-- START --

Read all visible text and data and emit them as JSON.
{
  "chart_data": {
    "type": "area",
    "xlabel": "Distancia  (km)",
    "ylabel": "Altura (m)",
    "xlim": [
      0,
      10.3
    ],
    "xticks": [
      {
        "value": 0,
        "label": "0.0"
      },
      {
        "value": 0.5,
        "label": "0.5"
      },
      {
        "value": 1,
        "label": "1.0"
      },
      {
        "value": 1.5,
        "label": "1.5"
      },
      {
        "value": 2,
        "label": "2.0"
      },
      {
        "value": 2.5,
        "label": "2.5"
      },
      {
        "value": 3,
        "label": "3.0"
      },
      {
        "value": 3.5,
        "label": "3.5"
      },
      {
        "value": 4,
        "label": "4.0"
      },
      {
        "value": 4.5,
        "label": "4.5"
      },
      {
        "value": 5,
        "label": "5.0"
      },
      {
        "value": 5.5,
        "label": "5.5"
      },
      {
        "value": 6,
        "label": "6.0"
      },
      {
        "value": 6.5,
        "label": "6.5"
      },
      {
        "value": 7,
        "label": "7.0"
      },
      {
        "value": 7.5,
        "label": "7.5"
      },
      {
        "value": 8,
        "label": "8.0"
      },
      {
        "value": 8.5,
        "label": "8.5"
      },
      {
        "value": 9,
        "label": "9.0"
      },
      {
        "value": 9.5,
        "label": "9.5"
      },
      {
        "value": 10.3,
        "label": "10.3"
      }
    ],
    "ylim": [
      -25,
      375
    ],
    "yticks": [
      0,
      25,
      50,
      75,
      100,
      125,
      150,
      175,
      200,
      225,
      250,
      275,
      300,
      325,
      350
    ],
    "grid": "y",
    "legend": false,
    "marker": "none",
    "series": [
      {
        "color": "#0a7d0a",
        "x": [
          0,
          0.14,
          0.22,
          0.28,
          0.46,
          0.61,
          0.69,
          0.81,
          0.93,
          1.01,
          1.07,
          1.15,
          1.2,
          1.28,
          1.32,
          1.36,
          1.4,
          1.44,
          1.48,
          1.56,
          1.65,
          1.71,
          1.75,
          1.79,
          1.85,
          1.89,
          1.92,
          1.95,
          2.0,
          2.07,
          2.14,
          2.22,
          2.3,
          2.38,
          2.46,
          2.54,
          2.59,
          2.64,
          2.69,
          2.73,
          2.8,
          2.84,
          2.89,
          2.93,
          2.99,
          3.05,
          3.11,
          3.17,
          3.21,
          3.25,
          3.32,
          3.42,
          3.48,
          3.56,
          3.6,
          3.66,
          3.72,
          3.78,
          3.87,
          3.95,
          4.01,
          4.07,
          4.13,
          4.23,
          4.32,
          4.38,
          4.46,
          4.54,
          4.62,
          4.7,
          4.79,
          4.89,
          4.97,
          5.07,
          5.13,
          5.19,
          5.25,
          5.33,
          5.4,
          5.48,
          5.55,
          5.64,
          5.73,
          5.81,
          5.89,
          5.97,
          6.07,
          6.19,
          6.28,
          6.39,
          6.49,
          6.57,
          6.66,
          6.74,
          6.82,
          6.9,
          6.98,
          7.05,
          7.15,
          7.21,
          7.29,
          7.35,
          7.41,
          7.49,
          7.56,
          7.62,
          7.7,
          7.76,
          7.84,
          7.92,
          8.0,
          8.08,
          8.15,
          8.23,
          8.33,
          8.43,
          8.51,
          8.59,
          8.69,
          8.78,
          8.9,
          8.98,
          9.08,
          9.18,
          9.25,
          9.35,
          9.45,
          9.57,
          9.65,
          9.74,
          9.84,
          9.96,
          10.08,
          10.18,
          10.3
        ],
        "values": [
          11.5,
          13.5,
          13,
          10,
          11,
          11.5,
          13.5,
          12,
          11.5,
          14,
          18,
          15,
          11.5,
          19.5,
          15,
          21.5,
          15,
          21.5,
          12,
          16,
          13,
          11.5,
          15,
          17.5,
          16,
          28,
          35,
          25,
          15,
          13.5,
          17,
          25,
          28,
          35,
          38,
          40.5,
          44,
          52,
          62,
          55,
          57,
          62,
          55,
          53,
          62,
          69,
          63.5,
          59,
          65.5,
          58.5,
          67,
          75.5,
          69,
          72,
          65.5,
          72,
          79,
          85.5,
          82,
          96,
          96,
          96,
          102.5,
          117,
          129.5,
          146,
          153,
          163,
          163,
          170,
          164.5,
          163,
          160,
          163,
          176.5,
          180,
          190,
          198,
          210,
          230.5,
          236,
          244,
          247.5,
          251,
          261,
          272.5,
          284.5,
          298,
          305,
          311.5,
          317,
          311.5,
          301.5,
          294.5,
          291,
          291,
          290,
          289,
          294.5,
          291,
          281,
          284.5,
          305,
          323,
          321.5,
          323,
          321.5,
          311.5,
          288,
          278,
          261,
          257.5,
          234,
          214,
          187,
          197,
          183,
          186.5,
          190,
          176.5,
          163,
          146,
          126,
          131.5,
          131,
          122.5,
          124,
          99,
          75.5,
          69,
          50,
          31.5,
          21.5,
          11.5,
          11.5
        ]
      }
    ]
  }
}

-- END --

▶ DIRECTIONS FOR THIS TASK:
Your task is to reproduce all of the records exactly.

▶ EXERCISE OUTPUT:
Read all visible text and data and emit them as JSON.
{
  "chart_data": {
    "type": "area",
    "xlabel": "Distancia  (km)",
    "ylabel": "Altura (m)",
    "xlim": [
      0,
      10.3
    ],
    "xticks": [
      {
        "value": 0,
        "label": "0.0"
      },
      {
        "value": 0.5,
        "label": "0.5"
      },
      {
        "value": 1,
        "label": "1.0"
      },
      {
        "value": 1.5,
        "label": "1.5"
      },
      {
        "value": 2,
        "label": "2.0"
      },
      {
        "value": 2.5,
        "label": "2.5"
      },
      {
        "value": 3,
        "label": "3.0"
      },
      {
        "value": 3.5,
        "label": "3.5"
      },
      {
        "value": 4,
        "label": "4.0"
      },
      {
        "value": 4.5,
        "label": "4.5"
      },
      {
        "value": 5,
        "label": "5.0"
      },
      {
        "value": 5.5,
        "label": "5.5"
      },
      {
        "value": 6,
        "label": "6.0"
      },
      {
        "value": 6.5,
        "label": "6.5"
      },
      {
        "value": 7,
        "label": "7.0"
      },
      {
        "value": 7.5,
        "label": "7.5"
      },
      {
        "value": 8,
        "label": "8.0"
      },
      {
        "value": 8.5,
        "label": "8.5"
      },
      {
        "value": 9,
        "label": "9.0"
      },
      {
        "value": 9.5,
        "label": "9.5"
      },
      {
        "value": 10.3,
        "label": "10.3"
      }
    ],
    "ylim": [
      -25,
      375
    ],
    "yticks": [
      0,
      25,
      50,
      75,
      100,
      125,
      150,
      175,
      200,
      225,
      250,
      275,
      300,
      325,
      350
    ],
    "grid": "y",
    "legend": false,
    "marker": "none",
    "series": [
      {
        "color": "#0a7d0a",
        "x": [
          0,
          0.14,
          0.22,
          0.28,
          0.46,
          0.61,
          0.69,
          0.81,
          0.93,
          1.01,
          1.07,
          1.15,
          1.2,
          1.28,
          1.32,
          1.36,
          1.4,
          1.44,
          1.48,
          1.56,
          1.65,
          1.71,
          1.75,
          1.79,
          1.85,
          1.89,
          1.92,
          1.95,
          2.0,
          2.07,
          2.14,
          2.22,
          2.3,
          2.38,
          2.46,
          2.54,
          2.59,
          2.64,
          2.69,
          2.73,
          2.8,
          2.84,
          2.89,
          2.93,
          2.99,
          3.05,
          3.11,
          3.17,
          3.21,
          3.25,
          3.32,
          3.42,
          3.48,
          3.56,
          3.6,
          3.66,
          3.72,
          3.78,
          3.87,
          3.95,
          4.01,
          4.07,
          4.13,
          4.23,
          4.32,
          4.38,
          4.46,
          4.54,
          4.62,
          4.7,
          4.79,
          4.89,
          4.97,
          5.07,
          5.13,
          5.19,
          5.25,
          5.33,
          5.4,
          5.48,
          5.55,
          5.64,
          5.73,
          5.81,
          5.89,
          5.97,
          6.07,
          6.19,
          6.28,
          6.39,
          6.49,
          6.57,
          6.66,
          6.74,
          6.82,
          6.9,
          6.98,
          7.05,
          7.15,
          7.21,
          7.29,
          7.35,
          7.41,
          7.49,
          7.56,
          7.62,
          7.7,
          7.76,
          7.84,
          7.92,
          8.0,
          8.08,
          8.15,
          8.23,
          8.33,
          8.43,
          8.51,
          8.59,
          8.69,
          8.78,
          8.9,
          8.98,
          9.08,
          9.18,
          9.25,
          9.35,
          9.45,
          9.57,
          9.65,
          9.74,
          9.84,
          9.96,
          10.08,
          10.18,
          10.3
        ],
        "values": [
          11.5,
          13.5,
          13,
          10,
          11,
          11.5,
          13.5,
          12,
          11.5,
          14,
          18,
          15,
          11.5,
          19.5,
          15,
          21.5,
          15,
          21.5,
          12,
          16,
          13,
          11.5,
          15,
          17.5,
          16,
          28,
          35,
          25,
          15,
          13.5,
          17,
          25,
          28,
          35,
          38,
          40.5,
          44,
          52,
          62,
          55,
          57,
          62,
          55,
          53,
          62,
          69,
          63.5,
          59,
          65.5,
          58.5,
          67,
          75.5,
          69,
          72,
          65.5,
          72,
          79,
          85.5,
          82,
          96,
          96,
          96,
          102.5,
          117,
          129.5,
          146,
          153,
          163,
          163,
          170,
          164.5,
          163,
          160,
          163,
          176.5,
          180,
          190,
          198,
          210,
          230.5,
          236,
          244,
          247.5,
          251,
          261,
          272.5,
          284.5,
          298,
          305,
          311.5,
          317,
          311.5,
          301.5,
          294.5,
          291,
          291,
          290,
          289,
          294.5,
          291,
          281,
          284.5,
          305,
          323,
          321.5,
          323,
          321.5,
          311.5,
          288,
          278,
          261,
          257.5,
          234,
          214,
          187,
          197,
          183,
          186.5,
          190,
          176.5,
          163,
          146,
          126,
          131.5,
          131,
          122.5,
          124,
          99,
          75.5,
          69,
          50,
          31.5,
          21.5,
          11.5,
          11.5
        ]
      }
    ]
  }
}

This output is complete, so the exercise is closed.